● **Problem to solve**
What is the number of lines containing the word "Prompt"? Give that number alone.

------ Given data ------

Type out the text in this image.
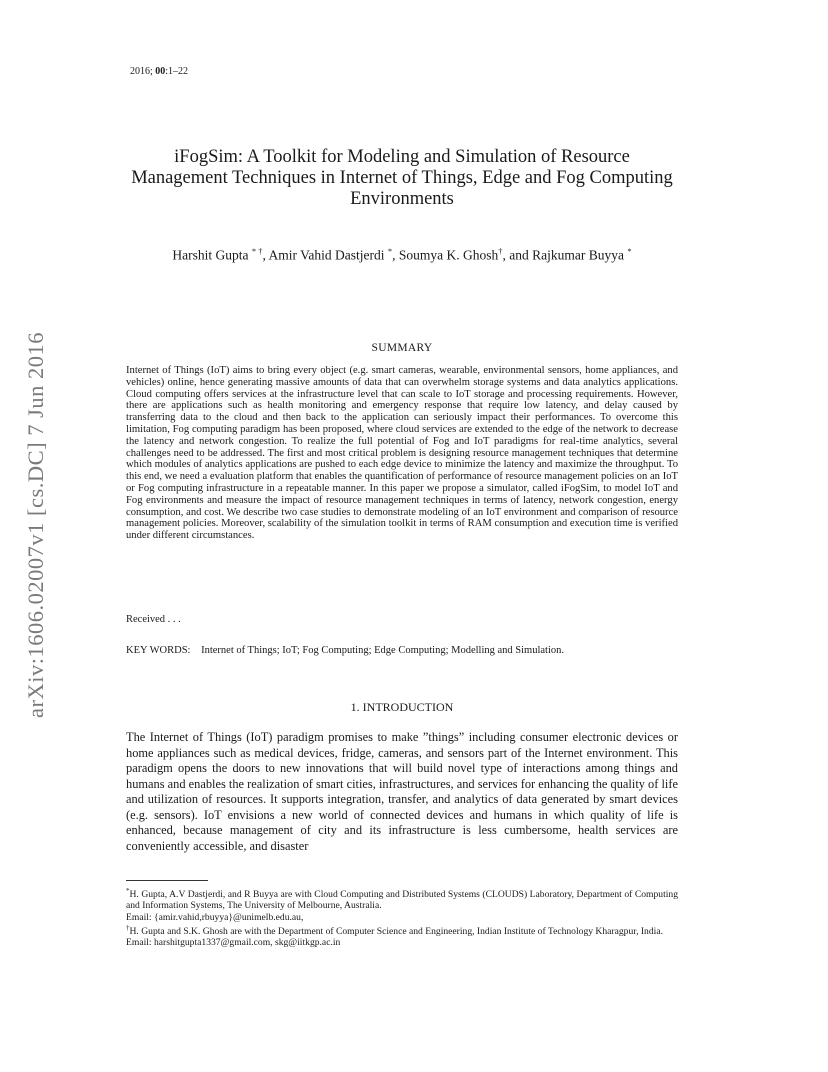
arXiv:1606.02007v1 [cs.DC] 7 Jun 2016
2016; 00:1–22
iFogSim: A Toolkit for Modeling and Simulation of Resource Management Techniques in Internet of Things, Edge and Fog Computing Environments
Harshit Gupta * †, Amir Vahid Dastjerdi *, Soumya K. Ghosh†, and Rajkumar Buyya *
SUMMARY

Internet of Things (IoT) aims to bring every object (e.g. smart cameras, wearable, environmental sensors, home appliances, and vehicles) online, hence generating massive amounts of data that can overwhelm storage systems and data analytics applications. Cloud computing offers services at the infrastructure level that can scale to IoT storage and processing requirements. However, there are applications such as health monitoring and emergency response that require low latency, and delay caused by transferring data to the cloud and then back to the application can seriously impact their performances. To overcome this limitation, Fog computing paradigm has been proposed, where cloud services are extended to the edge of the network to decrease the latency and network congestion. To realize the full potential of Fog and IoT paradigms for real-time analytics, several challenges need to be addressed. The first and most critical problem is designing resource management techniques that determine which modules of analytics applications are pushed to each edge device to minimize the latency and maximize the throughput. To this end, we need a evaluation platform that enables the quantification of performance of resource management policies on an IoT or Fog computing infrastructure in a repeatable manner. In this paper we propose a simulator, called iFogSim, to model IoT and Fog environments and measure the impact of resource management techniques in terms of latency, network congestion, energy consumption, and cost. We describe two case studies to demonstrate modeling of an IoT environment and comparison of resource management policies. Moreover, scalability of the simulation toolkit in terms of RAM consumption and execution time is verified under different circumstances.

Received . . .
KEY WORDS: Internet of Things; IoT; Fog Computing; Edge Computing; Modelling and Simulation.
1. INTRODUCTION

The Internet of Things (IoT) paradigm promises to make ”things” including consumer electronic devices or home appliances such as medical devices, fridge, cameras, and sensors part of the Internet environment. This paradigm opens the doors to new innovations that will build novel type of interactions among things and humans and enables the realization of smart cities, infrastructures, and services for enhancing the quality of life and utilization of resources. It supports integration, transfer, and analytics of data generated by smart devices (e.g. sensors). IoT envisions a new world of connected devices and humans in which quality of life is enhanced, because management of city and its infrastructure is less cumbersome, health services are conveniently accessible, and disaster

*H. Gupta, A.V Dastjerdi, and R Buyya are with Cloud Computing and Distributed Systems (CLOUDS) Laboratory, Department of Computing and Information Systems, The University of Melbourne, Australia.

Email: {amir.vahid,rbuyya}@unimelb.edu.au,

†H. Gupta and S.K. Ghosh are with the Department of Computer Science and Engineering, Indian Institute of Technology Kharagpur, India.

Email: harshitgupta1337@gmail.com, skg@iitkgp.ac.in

------
------ Given data ------

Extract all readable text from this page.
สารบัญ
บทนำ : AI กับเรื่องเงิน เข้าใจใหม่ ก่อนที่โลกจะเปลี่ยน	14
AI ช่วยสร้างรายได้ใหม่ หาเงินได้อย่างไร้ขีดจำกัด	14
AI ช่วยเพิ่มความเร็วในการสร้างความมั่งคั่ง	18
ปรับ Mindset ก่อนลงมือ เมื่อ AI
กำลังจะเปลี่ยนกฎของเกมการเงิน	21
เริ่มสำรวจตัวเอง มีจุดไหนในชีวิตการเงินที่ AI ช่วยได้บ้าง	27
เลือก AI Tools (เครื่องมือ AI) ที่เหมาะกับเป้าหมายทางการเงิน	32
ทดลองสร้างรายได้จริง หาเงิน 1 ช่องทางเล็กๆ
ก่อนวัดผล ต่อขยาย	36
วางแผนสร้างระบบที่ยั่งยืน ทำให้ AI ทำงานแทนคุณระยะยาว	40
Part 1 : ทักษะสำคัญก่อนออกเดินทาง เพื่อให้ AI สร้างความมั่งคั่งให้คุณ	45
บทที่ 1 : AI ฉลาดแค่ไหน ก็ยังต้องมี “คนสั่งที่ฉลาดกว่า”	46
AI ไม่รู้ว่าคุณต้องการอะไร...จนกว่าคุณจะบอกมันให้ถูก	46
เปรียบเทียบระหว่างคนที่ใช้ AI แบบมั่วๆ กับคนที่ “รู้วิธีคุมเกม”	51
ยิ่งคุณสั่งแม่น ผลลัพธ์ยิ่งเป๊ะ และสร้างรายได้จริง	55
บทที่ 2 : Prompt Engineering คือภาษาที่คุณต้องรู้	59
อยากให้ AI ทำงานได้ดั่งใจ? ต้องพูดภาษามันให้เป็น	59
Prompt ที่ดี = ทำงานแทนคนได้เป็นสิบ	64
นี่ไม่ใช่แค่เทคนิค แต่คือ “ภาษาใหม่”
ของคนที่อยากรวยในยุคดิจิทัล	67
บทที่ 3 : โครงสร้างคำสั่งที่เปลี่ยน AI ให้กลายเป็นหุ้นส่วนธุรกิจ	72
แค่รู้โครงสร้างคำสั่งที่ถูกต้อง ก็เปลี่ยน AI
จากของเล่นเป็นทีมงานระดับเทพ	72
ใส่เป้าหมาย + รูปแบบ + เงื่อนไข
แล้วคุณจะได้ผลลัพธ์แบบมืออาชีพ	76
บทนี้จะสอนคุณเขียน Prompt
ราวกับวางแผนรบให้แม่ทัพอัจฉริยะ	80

------
------ Given data ------

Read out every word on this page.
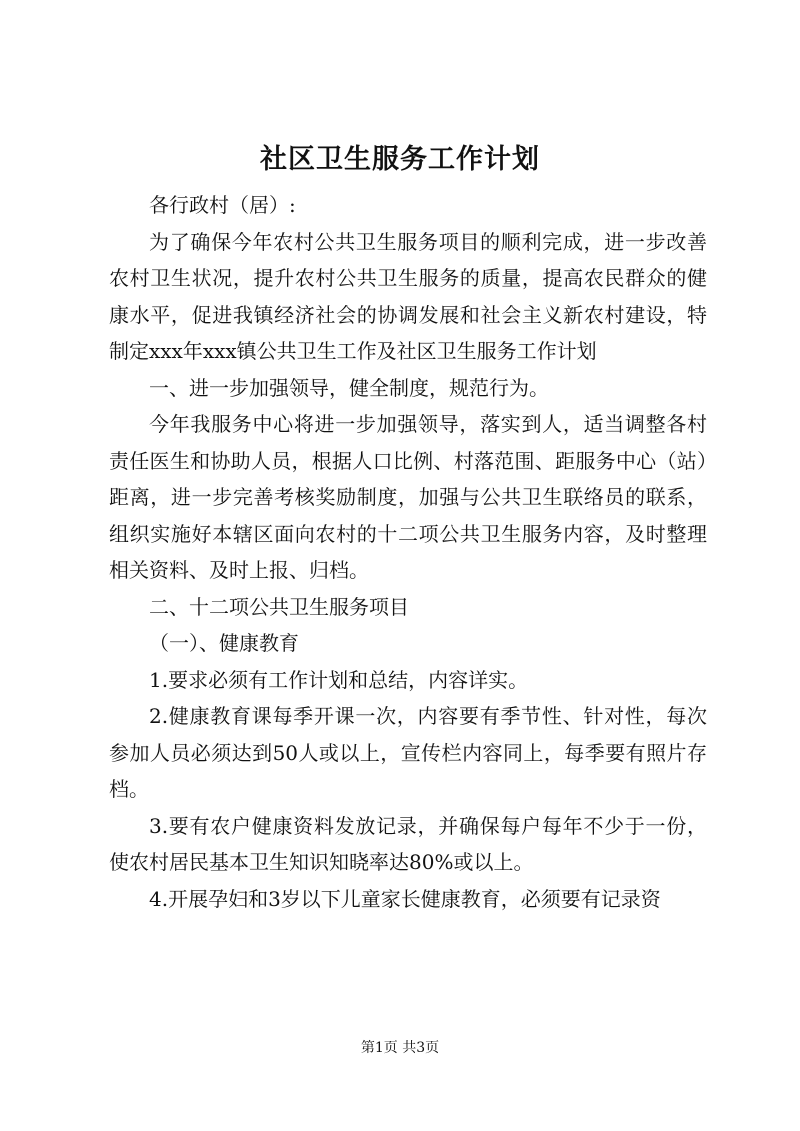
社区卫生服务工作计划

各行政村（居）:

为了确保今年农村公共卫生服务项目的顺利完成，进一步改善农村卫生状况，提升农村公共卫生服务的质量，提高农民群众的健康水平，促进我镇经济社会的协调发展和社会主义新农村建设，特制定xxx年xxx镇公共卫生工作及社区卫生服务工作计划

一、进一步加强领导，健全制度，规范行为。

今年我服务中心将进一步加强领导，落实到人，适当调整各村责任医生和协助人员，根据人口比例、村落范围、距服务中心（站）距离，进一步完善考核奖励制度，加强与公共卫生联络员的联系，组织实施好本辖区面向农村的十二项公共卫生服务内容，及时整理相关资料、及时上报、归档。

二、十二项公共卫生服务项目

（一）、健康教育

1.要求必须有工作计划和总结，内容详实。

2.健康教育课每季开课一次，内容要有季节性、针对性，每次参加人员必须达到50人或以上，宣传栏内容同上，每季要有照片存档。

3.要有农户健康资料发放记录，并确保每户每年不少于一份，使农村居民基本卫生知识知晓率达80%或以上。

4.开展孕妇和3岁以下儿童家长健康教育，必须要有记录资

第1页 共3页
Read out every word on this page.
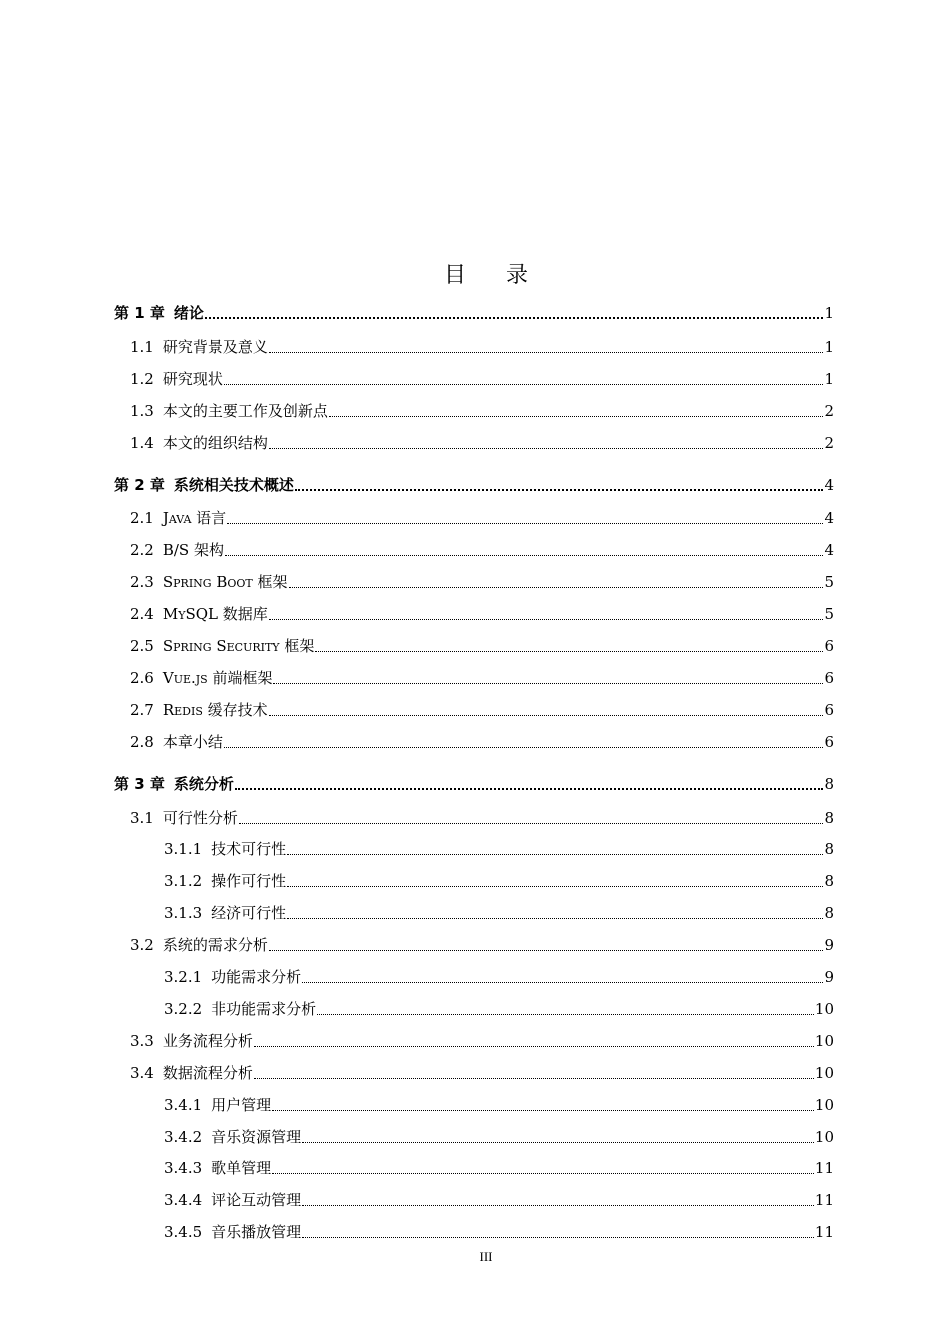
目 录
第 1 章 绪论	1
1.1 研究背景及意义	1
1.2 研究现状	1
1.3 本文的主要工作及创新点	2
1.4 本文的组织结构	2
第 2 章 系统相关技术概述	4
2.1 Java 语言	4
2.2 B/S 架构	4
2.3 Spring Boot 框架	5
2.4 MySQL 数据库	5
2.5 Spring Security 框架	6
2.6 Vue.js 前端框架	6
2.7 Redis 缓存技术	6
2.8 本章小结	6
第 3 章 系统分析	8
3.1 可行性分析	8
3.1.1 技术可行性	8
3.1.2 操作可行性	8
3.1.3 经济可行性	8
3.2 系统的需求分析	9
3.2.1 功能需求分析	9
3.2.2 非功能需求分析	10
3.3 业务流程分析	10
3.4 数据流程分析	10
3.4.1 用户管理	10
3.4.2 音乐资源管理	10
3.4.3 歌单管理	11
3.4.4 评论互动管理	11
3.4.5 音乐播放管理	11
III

------

● **Complete output**
3